(Data excerpts)
▬▬▬▬▬▬

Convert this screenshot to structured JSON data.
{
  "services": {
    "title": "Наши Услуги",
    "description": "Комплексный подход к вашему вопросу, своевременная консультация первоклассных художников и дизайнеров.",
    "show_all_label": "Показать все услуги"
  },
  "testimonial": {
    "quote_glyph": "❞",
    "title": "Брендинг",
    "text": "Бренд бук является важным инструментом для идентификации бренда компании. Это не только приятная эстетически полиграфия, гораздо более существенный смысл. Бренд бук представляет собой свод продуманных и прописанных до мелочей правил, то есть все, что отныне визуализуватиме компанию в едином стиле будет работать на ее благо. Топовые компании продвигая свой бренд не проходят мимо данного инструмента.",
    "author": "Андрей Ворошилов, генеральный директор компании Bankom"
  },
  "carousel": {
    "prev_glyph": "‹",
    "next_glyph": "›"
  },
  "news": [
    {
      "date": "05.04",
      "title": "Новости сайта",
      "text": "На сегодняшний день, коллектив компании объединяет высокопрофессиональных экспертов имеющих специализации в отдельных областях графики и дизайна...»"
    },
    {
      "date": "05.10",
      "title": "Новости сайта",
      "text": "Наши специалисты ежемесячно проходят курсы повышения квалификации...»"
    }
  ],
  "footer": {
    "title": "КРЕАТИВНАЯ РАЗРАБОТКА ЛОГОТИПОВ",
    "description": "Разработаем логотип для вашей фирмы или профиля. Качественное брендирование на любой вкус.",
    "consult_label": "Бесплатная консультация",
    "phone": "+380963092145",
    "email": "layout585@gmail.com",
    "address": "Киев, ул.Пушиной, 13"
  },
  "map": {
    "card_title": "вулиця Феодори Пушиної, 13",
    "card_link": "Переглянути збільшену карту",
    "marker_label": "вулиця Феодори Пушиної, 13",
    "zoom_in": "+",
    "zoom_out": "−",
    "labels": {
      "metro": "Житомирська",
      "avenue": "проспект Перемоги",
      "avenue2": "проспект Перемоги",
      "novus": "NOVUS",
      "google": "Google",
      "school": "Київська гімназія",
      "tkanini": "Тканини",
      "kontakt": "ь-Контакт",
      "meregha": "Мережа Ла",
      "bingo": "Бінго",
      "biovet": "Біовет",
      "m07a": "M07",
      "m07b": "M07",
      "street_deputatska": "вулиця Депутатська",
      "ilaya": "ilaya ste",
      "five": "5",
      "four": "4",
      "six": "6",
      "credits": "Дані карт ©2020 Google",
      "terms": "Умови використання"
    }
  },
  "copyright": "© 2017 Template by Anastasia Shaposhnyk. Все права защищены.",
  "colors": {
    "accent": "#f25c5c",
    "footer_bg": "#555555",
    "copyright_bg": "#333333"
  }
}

▬▬▬▬▬▬

• What you should do:
Transcribe every entry word for word.

• Task answer:
Convert this screenshot to structured JSON data.
{
  "services": {
    "title": "Наши Услуги",
    "description": "Комплексный подход к вашему вопросу, своевременная консультация первоклассных художников и дизайнеров.",
    "show_all_label": "Показать все услуги"
  },
  "testimonial": {
    "quote_glyph": "❞",
    "title": "Брендинг",
    "text": "Бренд бук является важным инструментом для идентификации бренда компании. Это не только приятная эстетически полиграфия, гораздо более существенный смысл. Бренд бук представляет собой свод продуманных и прописанных до мелочей правил, то есть все, что отныне визуализуватиме компанию в едином стиле будет работать на ее благо. Топовые компании продвигая свой бренд не проходят мимо данного инструмента.",
    "author": "Андрей Ворошилов, генеральный директор компании Bankom"
  },
  "carousel": {
    "prev_glyph": "‹",
    "next_glyph": "›"
  },
  "news": [
    {
      "date": "05.04",
      "title": "Новости сайта",
      "text": "На сегодняшний день, коллектив компании объединяет высокопрофессиональных экспертов имеющих специализации в отдельных областях графики и дизайна...»"
    },
    {
      "date": "05.10",
      "title": "Новости сайта",
      "text": "Наши специалисты ежемесячно проходят курсы повышения квалификации...»"
    }
  ],
  "footer": {
    "title": "КРЕАТИВНАЯ РАЗРАБОТКА ЛОГОТИПОВ",
    "description": "Разработаем логотип для вашей фирмы или профиля. Качественное брендирование на любой вкус.",
    "consult_label": "Бесплатная консультация",
    "phone": "+380963092145",
    "email": "layout585@gmail.com",
    "address": "Киев, ул.Пушиной, 13"
  },
  "map": {
    "card_title": "вулиця Феодори Пушиної, 13",
    "card_link": "Переглянути збільшену карту",
    "marker_label": "вулиця Феодори Пушиної, 13",
    "zoom_in": "+",
    "zoom_out": "−",
    "labels": {
      "metro": "Житомирська",
      "avenue": "проспект Перемоги",
      "avenue2": "проспект Перемоги",
      "novus": "NOVUS",
      "google": "Google",
      "school": "Київська гімназія",
      "tkanini": "Тканини",
      "kontakt": "ь-Контакт",
      "meregha": "Мережа Ла",
      "bingo": "Бінго",
      "biovet": "Біовет",
      "m07a": "M07",
      "m07b": "M07",
      "street_deputatska": "вулиця Депутатська",
      "ilaya": "ilaya ste",
      "five": "5",
      "four": "4",
      "six": "6",
      "credits": "Дані карт ©2020 Google",
      "terms": "Умови використання"
    }
  },
  "copyright": "© 2017 Template by Anastasia Shaposhnyk. Все права защищены.",
  "colors": {
    "accent": "#f25c5c",
    "footer_bg": "#555555",
    "copyright_bg": "#333333"
  }
}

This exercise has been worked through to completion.